→ **Aim**
Provide the count of lines that hold "object" and no other output.
## START
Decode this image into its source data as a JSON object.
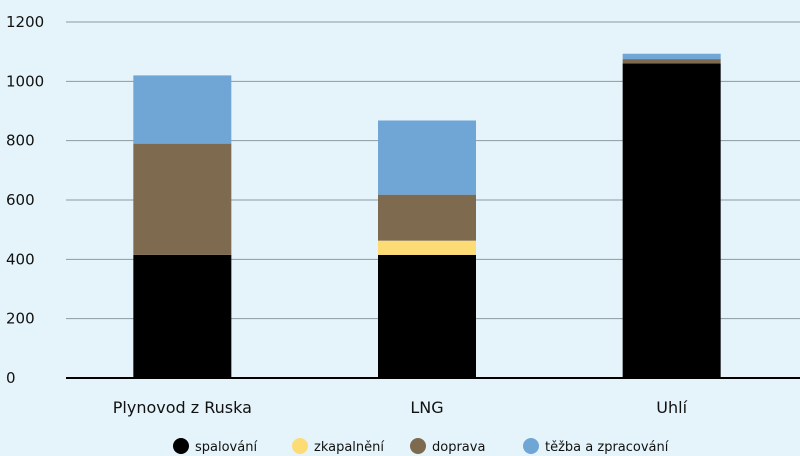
{
  "chart_data": {
    "type": "bar",
    "stacked": true,
    "categories": [
      "Plynovod z Ruska",
      "LNG",
      "Uhlí"
    ],
    "series": [
      {
        "name": "spalování",
        "color": "#000000",
        "values": [
          415,
          415,
          1060
        ]
      },
      {
        "name": "zkapalnění",
        "color": "#fddc75",
        "values": [
          0,
          48,
          0
        ]
      },
      {
        "name": "doprava",
        "color": "#7d6a4f",
        "values": [
          375,
          155,
          15
        ]
      },
      {
        "name": "těžba a zpracování",
        "color": "#6fa6d5",
        "values": [
          230,
          250,
          18
        ]
      }
    ],
    "yticks": [
      "0",
      "200",
      "400",
      "600",
      "800",
      "1000",
      "1200"
    ],
    "ylim": [
      0,
      1200
    ],
    "grid": true,
    "legend_position": "bottom"
  }
}
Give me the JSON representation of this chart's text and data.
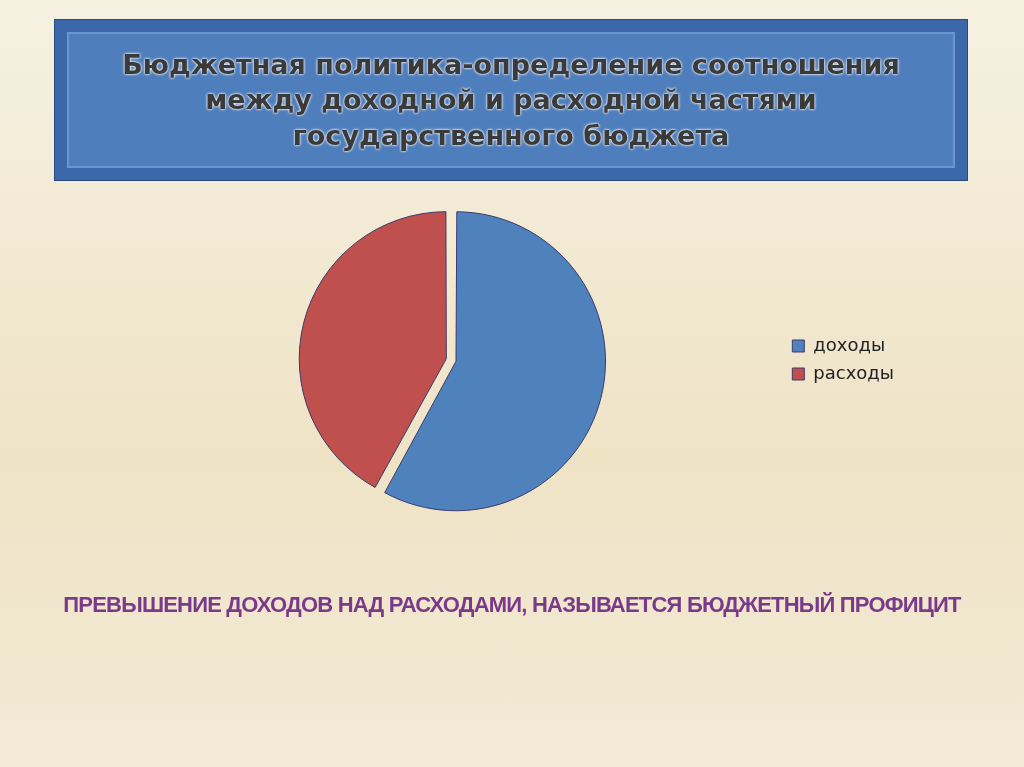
{
  "chart_data": {
    "type": "pie",
    "title": "Бюджетная политика-определение соотношения между доходной и расходной частями государственного бюджета",
    "categories": [
      "доходы",
      "расходы"
    ],
    "values": [
      58,
      42
    ],
    "colors": [
      "#4f81bd",
      "#c0504d"
    ],
    "legend": "right",
    "annotations": [
      "ПРЕВЫШЕНИЕ ДОХОДОВ НАД РАСХОДАМИ, НАЗЫВАЕТСЯ БЮДЖЕТНЫЙ ПРОФИЦИТ"
    ]
  }
}
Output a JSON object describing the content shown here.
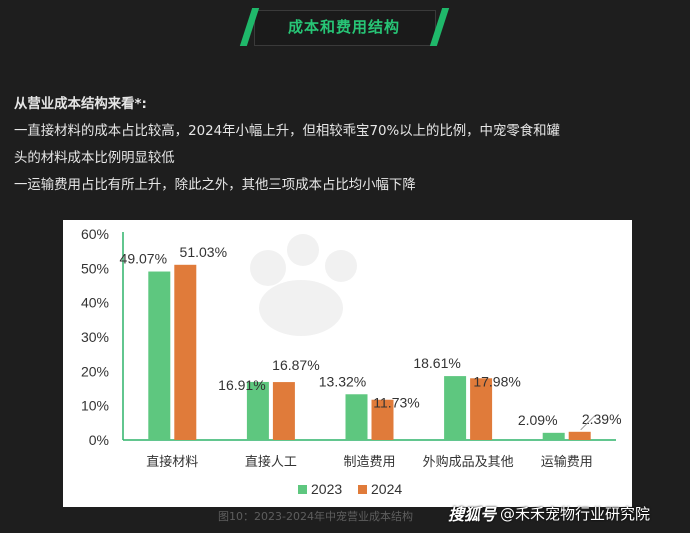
{
  "page": {
    "banner_title": "成本和费用结构",
    "heading": "从营业成本结构来看*:",
    "lines": [
      "一直接材料的成本占比较高，2024年小幅上升，但相较乖宝70%以上的比例，中宠零食和罐",
      "头的材料成本比例明显较低",
      "一运输费用占比有所上升，除此之外，其他三项成本占比均小幅下降"
    ],
    "caption": "图10：2023-2024年中宠营业成本结构",
    "watermark_logo": "搜狐号",
    "watermark_handle": "@禾禾宠物行业研究院",
    "accent_color": "#27c576"
  },
  "chart_data": {
    "type": "bar",
    "categories": [
      "直接材料",
      "直接人工",
      "制造费用",
      "外购成品及其他",
      "运输费用"
    ],
    "series": [
      {
        "name": "2023",
        "color": "#5ec77f",
        "values": [
          49.07,
          16.91,
          13.32,
          18.61,
          2.09
        ],
        "labels": [
          "49.07%",
          "16.91%",
          "13.32%",
          "18.61%",
          "2.09%"
        ]
      },
      {
        "name": "2024",
        "color": "#e07b3a",
        "values": [
          51.03,
          16.87,
          11.73,
          17.98,
          2.39
        ],
        "labels": [
          "51.03%",
          "16.87%",
          "11.73%",
          "17.98%",
          "2.39%"
        ]
      }
    ],
    "yticks": [
      "0%",
      "10%",
      "20%",
      "30%",
      "40%",
      "50%",
      "60%"
    ],
    "ylim": [
      0,
      60
    ],
    "grid": false,
    "legend_position": "bottom-center"
  }
}
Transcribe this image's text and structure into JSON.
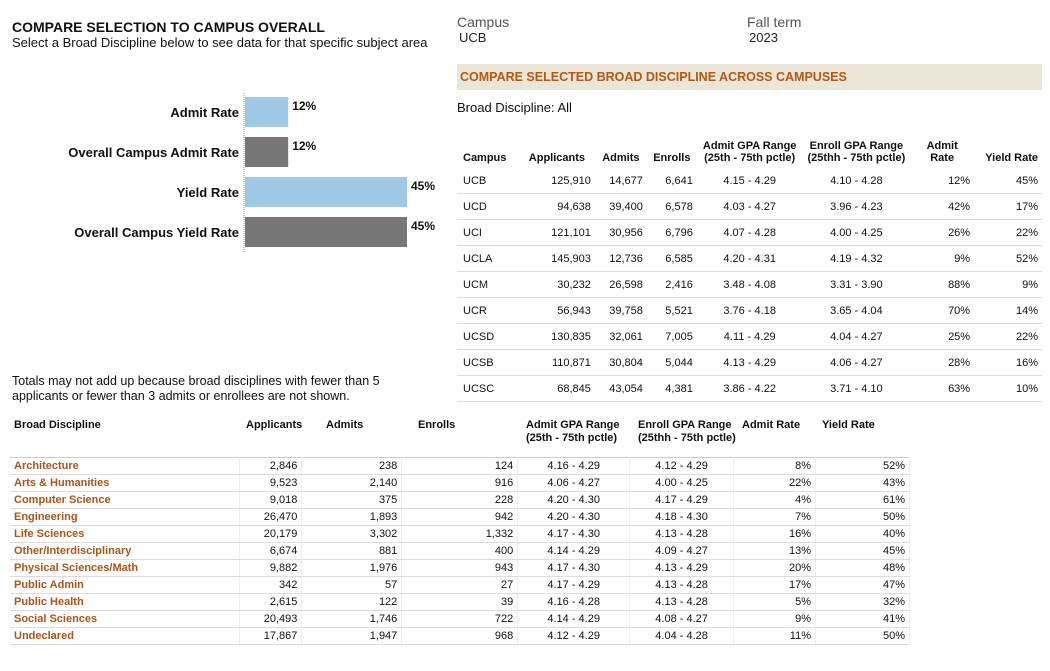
{
  "header": {
    "title": "COMPARE SELECTION TO CAMPUS OVERALL",
    "subtitle": "Select a Broad Discipline below to see data for that specific subject area"
  },
  "filters": {
    "campus_label": "Campus",
    "campus_value": "UCB",
    "term_label": "Fall term",
    "term_value": "2023"
  },
  "colors": {
    "selected": "#9ec9e6",
    "overall": "#777777",
    "accent": "#b05a14",
    "banner_bg": "#ece6d9"
  },
  "chart_data": {
    "type": "bar",
    "orientation": "horizontal",
    "categories": [
      "Admit Rate",
      "Overall Campus Admit Rate",
      "Yield Rate",
      "Overall Campus Yield Rate"
    ],
    "values": [
      12,
      12,
      45,
      45
    ],
    "value_labels": [
      "12%",
      "12%",
      "45%",
      "45%"
    ],
    "series_kind": [
      "selected",
      "overall",
      "selected",
      "overall"
    ],
    "xlim": [
      0,
      45
    ],
    "unit": "%"
  },
  "campus_section": {
    "banner": "COMPARE SELECTED BROAD DISCIPLINE ACROSS CAMPUSES",
    "broad_discipline": "Broad Discipline: All",
    "headers": [
      "Campus",
      "Applicants",
      "Admits",
      "Enrolls",
      "Admit GPA Range (25th - 75th pctle)",
      "Enroll GPA Range (25thh - 75th pctle)",
      "Admit Rate",
      "Yield Rate"
    ],
    "rows": [
      [
        "UCB",
        "125,910",
        "14,677",
        "6,641",
        "4.15 - 4.29",
        "4.10 - 4.28",
        "12%",
        "45%"
      ],
      [
        "UCD",
        "94,638",
        "39,400",
        "6,578",
        "4.03 - 4.27",
        "3.96 - 4.23",
        "42%",
        "17%"
      ],
      [
        "UCI",
        "121,101",
        "30,956",
        "6,796",
        "4.07 - 4.28",
        "4.00 - 4.25",
        "26%",
        "22%"
      ],
      [
        "UCLA",
        "145,903",
        "12,736",
        "6,585",
        "4.20 - 4.31",
        "4.19 - 4.32",
        "9%",
        "52%"
      ],
      [
        "UCM",
        "30,232",
        "26,598",
        "2,416",
        "3.48 - 4.08",
        "3.31 - 3.90",
        "88%",
        "9%"
      ],
      [
        "UCR",
        "56,943",
        "39,758",
        "5,521",
        "3.76 - 4.18",
        "3.65 - 4.04",
        "70%",
        "14%"
      ],
      [
        "UCSD",
        "130,835",
        "32,061",
        "7,005",
        "4.11 - 4.29",
        "4.04 - 4.27",
        "25%",
        "22%"
      ],
      [
        "UCSB",
        "110,871",
        "30,804",
        "5,044",
        "4.13 - 4.29",
        "4.06 - 4.27",
        "28%",
        "16%"
      ],
      [
        "UCSC",
        "68,845",
        "43,054",
        "4,381",
        "3.86 - 4.22",
        "3.71 - 4.10",
        "63%",
        "10%"
      ]
    ]
  },
  "note": "Totals may not add up because broad disciplines with fewer than 5 applicants or fewer than 3 admits or enrollees are not shown.",
  "discipline_section": {
    "headers": [
      "Broad Discipline",
      "Applicants",
      "Admits",
      "Enrolls",
      "Admit GPA Range\n(25th - 75th pctle)",
      "Enroll GPA Range\n(25thh - 75th pctle)",
      "Admit Rate",
      "Yield Rate"
    ],
    "rows": [
      [
        "Architecture",
        "2,846",
        "238",
        "124",
        "4.16 - 4.29",
        "4.12 - 4.29",
        "8%",
        "52%"
      ],
      [
        "Arts & Humanities",
        "9,523",
        "2,140",
        "916",
        "4.06 - 4.27",
        "4.00 - 4.25",
        "22%",
        "43%"
      ],
      [
        "Computer Science",
        "9,018",
        "375",
        "228",
        "4.20 - 4.30",
        "4.17 - 4.29",
        "4%",
        "61%"
      ],
      [
        "Engineering",
        "26,470",
        "1,893",
        "942",
        "4.20 - 4.30",
        "4.18 - 4.30",
        "7%",
        "50%"
      ],
      [
        "Life Sciences",
        "20,179",
        "3,302",
        "1,332",
        "4.17 - 4.30",
        "4.13 - 4.28",
        "16%",
        "40%"
      ],
      [
        "Other/Interdisciplinary",
        "6,674",
        "881",
        "400",
        "4.14 - 4.29",
        "4.09 - 4.27",
        "13%",
        "45%"
      ],
      [
        "Physical Sciences/Math",
        "9,882",
        "1,976",
        "943",
        "4.17 - 4.30",
        "4.13 - 4.29",
        "20%",
        "48%"
      ],
      [
        "Public Admin",
        "342",
        "57",
        "27",
        "4.17 - 4.29",
        "4.13 - 4.28",
        "17%",
        "47%"
      ],
      [
        "Public Health",
        "2,615",
        "122",
        "39",
        "4.16 - 4.28",
        "4.13 - 4.28",
        "5%",
        "32%"
      ],
      [
        "Social Sciences",
        "20,493",
        "1,746",
        "722",
        "4.14 - 4.29",
        "4.08 - 4.27",
        "9%",
        "41%"
      ],
      [
        "Undeclared",
        "17,867",
        "1,947",
        "968",
        "4.12 - 4.29",
        "4.04 - 4.28",
        "11%",
        "50%"
      ]
    ]
  }
}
## END
→ **Answer to the exercise**
2